-- JOB --
Set each record down exactly, excluding all images.

(Collection entries)

..............................

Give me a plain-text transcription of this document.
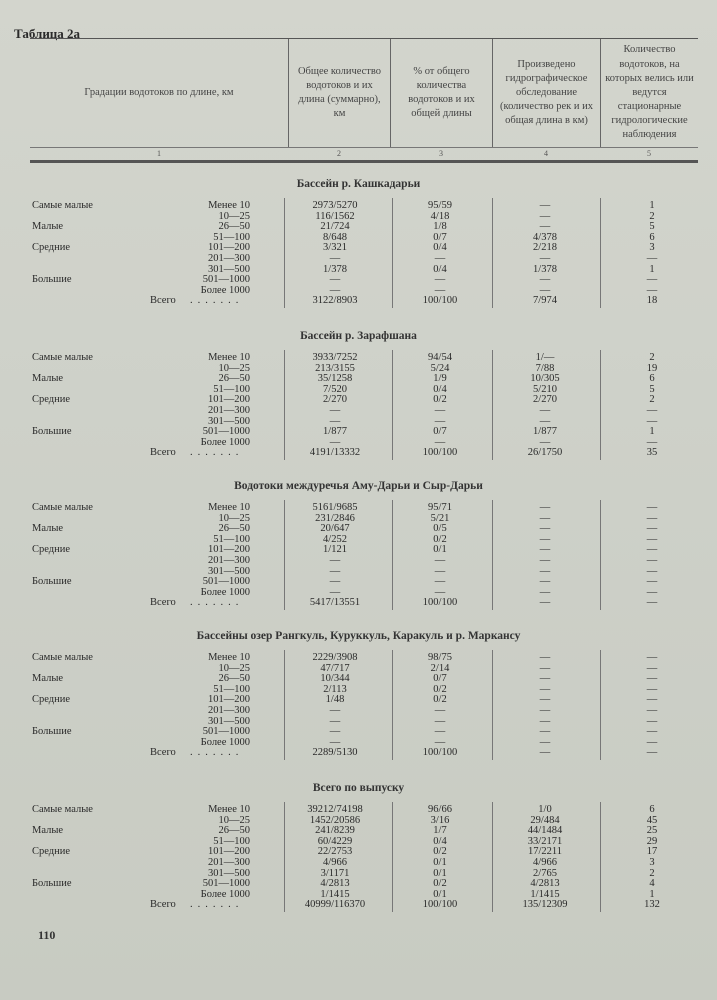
Таблица 2а
Градации водотоков по длине, км
Общее количество водотоков и их длина (суммарно), км
% от общего количества водотоков и их общей длины
Произведено гидрографическое обследование (количество рек и их общая длина в км)
Количество водотоков, на которых велись или ведутся стационарные гидрологические наблюдения
1	2	3	4	5
Бассейн р. Кашкадарьи
Самые малые	Менее 10	2973/5270	95/59	—	1
10—25	116/1562	4/18	—	2
Малые	26—50	21/724	1/8	—	5
51—100	8/648	0/7	4/378	6
Средние	101—200	3/321	0/4	2/218	3
201—300	—	—	—	—
301—500	1/378	0/4	1/378	1
Большие	501—1000	—	—	—	—
Более 1000	—	—	—	—
Всего .......	3122/8903	100/100	7/974	18
Бассейн р. Зарафшана
Самые малые	Менее 10	3933/7252	94/54	1/—	2
10—25	213/3155	5/24	7/88	19
Малые	26—50	35/1258	1/9	10/305	6
51—100	7/520	0/4	5/210	5
Средние	101—200	2/270	0/2	2/270	2
201—300	—	—	—	—
301—500	—	—	—	—
Большие	501—1000	1/877	0/7	1/877	1
Более 1000	—	—	—	—
Всего .......	4191/13332	100/100	26/1750	35
Водотоки междуречья Аму-Дарьи и Сыр-Дарьи
Самые малые	Менее 10	5161/9685	95/71	—	—
10—25	231/2846	5/21	—	—
Малые	26—50	20/647	0/5	—	—
51—100	4/252	0/2	—	—
Средние	101—200	1/121	0/1	—	—
201—300	—	—	—	—
301—500	—	—	—	—
Большие	501—1000	—	—	—	—
Более 1000	—	—	—	—
Всего .......	5417/13551	100/100	—	—
Бассейны озер Рангкуль, Куруккуль, Каракуль и р. Маркансу
Самые малые	Менее 10	2229/3908	98/75	—	—
10—25	47/717	2/14	—	—
Малые	26—50	10/344	0/7	—	—
51—100	2/113	0/2	—	—
Средние	101—200	1/48	0/2	—	—
201—300	—	—	—	—
301—500	—	—	—	—
Большие	501—1000	—	—	—	—
Более 1000	—	—	—	—
Всего .......	2289/5130	100/100	—	—
Всего по выпуску
Самые малые	Менее 10	39212/74198	96/66	1/0	6
10—25	1452/20586	3/16	29/484	45
Малые	26—50	241/8239	1/7	44/1484	25
51—100	60/4229	0/4	33/2171	29
Средние	101—200	22/2753	0/2	17/2211	17
201—300	4/966	0/1	4/966	3
301—500	3/1171	0/1	2/765	2
Большие	501—1000	4/2813	0/2	4/2813	4
Более 1000	1/1415	0/1	1/1415	1
Всего .......	40999/116370	100/100	135/12309	132
110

..............................

-- WRITTEN RESPONSE --
Give me a plain-text transcription of this document.
Таблица 2а
Градации водотоков по длине, км
Общее количество водотоков и их длина (суммарно), км
% от общего количества водотоков и их общей длины
Произведено гидрографическое обследование (количество рек и их общая длина в км)
Количество водотоков, на которых велись или ведутся стационарные гидрологические наблюдения
1	2	3	4	5
Бассейн р. Кашкадарьи
Самые малые	Менее 10	2973/5270	95/59	—	1
10—25	116/1562	4/18	—	2
Малые	26—50	21/724	1/8	—	5
51—100	8/648	0/7	4/378	6
Средние	101—200	3/321	0/4	2/218	3
201—300	—	—	—	—
301—500	1/378	0/4	1/378	1
Большие	501—1000	—	—	—	—
Более 1000	—	—	—	—
Всего .......	3122/8903	100/100	7/974	18
Бассейн р. Зарафшана
Самые малые	Менее 10	3933/7252	94/54	1/—	2
10—25	213/3155	5/24	7/88	19
Малые	26—50	35/1258	1/9	10/305	6
51—100	7/520	0/4	5/210	5
Средние	101—200	2/270	0/2	2/270	2
201—300	—	—	—	—
301—500	—	—	—	—
Большие	501—1000	1/877	0/7	1/877	1
Более 1000	—	—	—	—
Всего .......	4191/13332	100/100	26/1750	35
Водотоки междуречья Аму-Дарьи и Сыр-Дарьи
Самые малые	Менее 10	5161/9685	95/71	—	—
10—25	231/2846	5/21	—	—
Малые	26—50	20/647	0/5	—	—
51—100	4/252	0/2	—	—
Средние	101—200	1/121	0/1	—	—
201—300	—	—	—	—
301—500	—	—	—	—
Большие	501—1000	—	—	—	—
Более 1000	—	—	—	—
Всего .......	5417/13551	100/100	—	—
Бассейны озер Рангкуль, Куруккуль, Каракуль и р. Маркансу
Самые малые	Менее 10	2229/3908	98/75	—	—
10—25	47/717	2/14	—	—
Малые	26—50	10/344	0/7	—	—
51—100	2/113	0/2	—	—
Средние	101—200	1/48	0/2	—	—
201—300	—	—	—	—
301—500	—	—	—	—
Большие	501—1000	—	—	—	—
Более 1000	—	—	—	—
Всего .......	2289/5130	100/100	—	—
Всего по выпуску
Самые малые	Менее 10	39212/74198	96/66	1/0	6
10—25	1452/20586	3/16	29/484	45
Малые	26—50	241/8239	1/7	44/1484	25
51—100	60/4229	0/4	33/2171	29
Средние	101—200	22/2753	0/2	17/2211	17
201—300	4/966	0/1	4/966	3
301—500	3/1171	0/1	2/765	2
Большие	501—1000	4/2813	0/2	4/2813	4
Более 1000	1/1415	0/1	1/1415	1
Всего .......	40999/116370	100/100	135/12309	132
110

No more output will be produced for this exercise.